== TASK INPUTS ==
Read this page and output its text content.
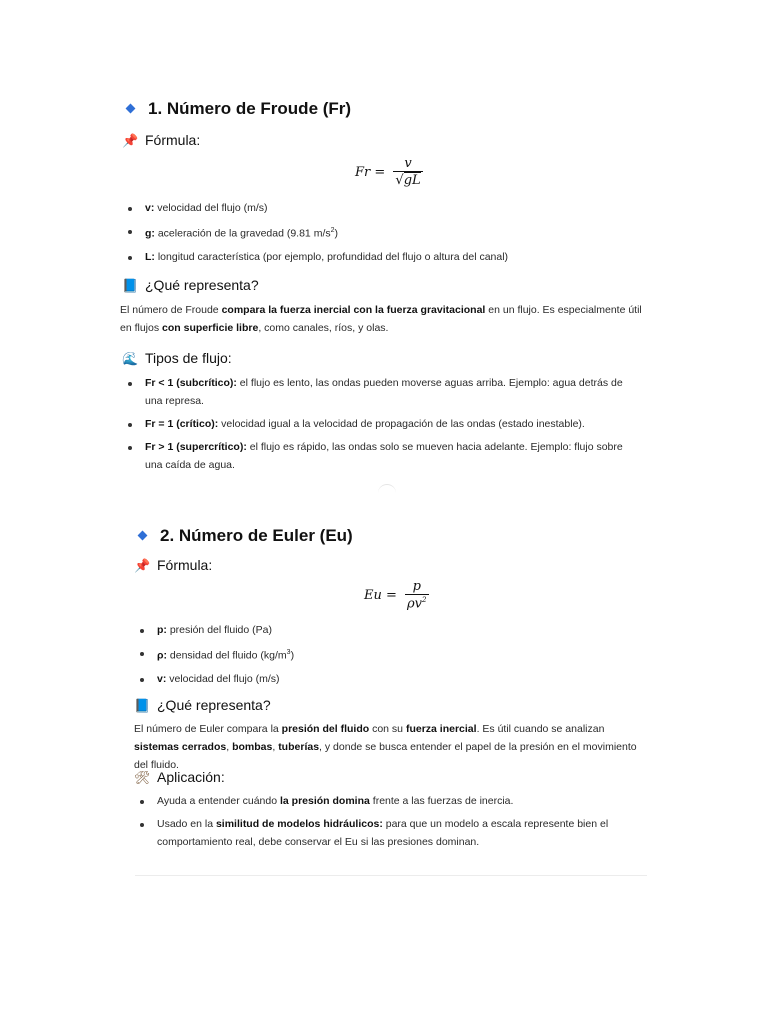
1. Número de Froude (Fr)
📌 Fórmula:
$Fr = \frac{v}{√gL}$
v: velocidad del flujo (m/s)
g: aceleración de la gravedad (9.81 $m/s^2$)
L: longitud característica (por ejemplo, profundidad del flujo o altura del canal)
📘 ¿Qué representa?
El número de Froude compara la fuerza inercial con la fuerza gravitacional en un flujo. Es especialmente útil en flujos con superficie libre, como canales, ríos, y olas.
🌊 Tipos de flujo:
Fr < 1 (subcrítico): el flujo es lento, las ondas pueden moverse aguas arriba. Ejemplo: agua detrás de una represa.
Fr = 1 (crítico): velocidad igual a la velocidad de propagación de las ondas (estado inestable).
Fr > 1 (supercrítico): el flujo es rápido, las ondas solo se mueven hacia adelante. Ejemplo: flujo sobre una caída de agua.
2. Número de Euler (Eu)
📌 Fórmula:
$Eu = \frac{p}{\rho v^2}$
p: presión del fluido (Pa)
ρ: densidad del fluido $(kg/m^3)$
v: velocidad del flujo (m/s)
📘 ¿Qué representa?
El número de Euler compara la presión del fluido con su fuerza inercial. Es útil cuando se analizan sistemas cerrados, bombas, tuberías, y donde se busca entender el papel de la presión en el movimiento del fluido.
🛠 Aplicación:
Ayuda a entender cuándo la presión domina frente a las fuerzas de inercia.
Usado en la similitud de modelos hidráulicos: para que un modelo a escala represente bien el comportamiento real, debe conservar el Eu si las presiones dominan.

== REQUEST ==
Copy every line of the data word for word, omitting the images.

== RESPONSE TO THE TASK ==
Read this page and output its text content.
1. Número de Froude (Fr)
📌 Fórmula:
$Fr = \frac{v}{√gL}$
v: velocidad del flujo (m/s)
g: aceleración de la gravedad (9.81 $m/s^2$)
L: longitud característica (por ejemplo, profundidad del flujo o altura del canal)
📘 ¿Qué representa?
El número de Froude compara la fuerza inercial con la fuerza gravitacional en un flujo. Es especialmente útil en flujos con superficie libre, como canales, ríos, y olas.
🌊 Tipos de flujo:
Fr < 1 (subcrítico): el flujo es lento, las ondas pueden moverse aguas arriba. Ejemplo: agua detrás de una represa.
Fr = 1 (crítico): velocidad igual a la velocidad de propagación de las ondas (estado inestable).
Fr > 1 (supercrítico): el flujo es rápido, las ondas solo se mueven hacia adelante. Ejemplo: flujo sobre una caída de agua.
2. Número de Euler (Eu)
📌 Fórmula:
$Eu = \frac{p}{\rho v^2}$
p: presión del fluido (Pa)
ρ: densidad del fluido $(kg/m^3)$
v: velocidad del flujo (m/s)
📘 ¿Qué representa?
El número de Euler compara la presión del fluido con su fuerza inercial. Es útil cuando se analizan sistemas cerrados, bombas, tuberías, y donde se busca entender el papel de la presión en el movimiento del fluido.
🛠 Aplicación:
Ayuda a entender cuándo la presión domina frente a las fuerzas de inercia.
Usado en la similitud de modelos hidráulicos: para que un modelo a escala represente bien el comportamiento real, debe conservar el Eu si las presiones dominan.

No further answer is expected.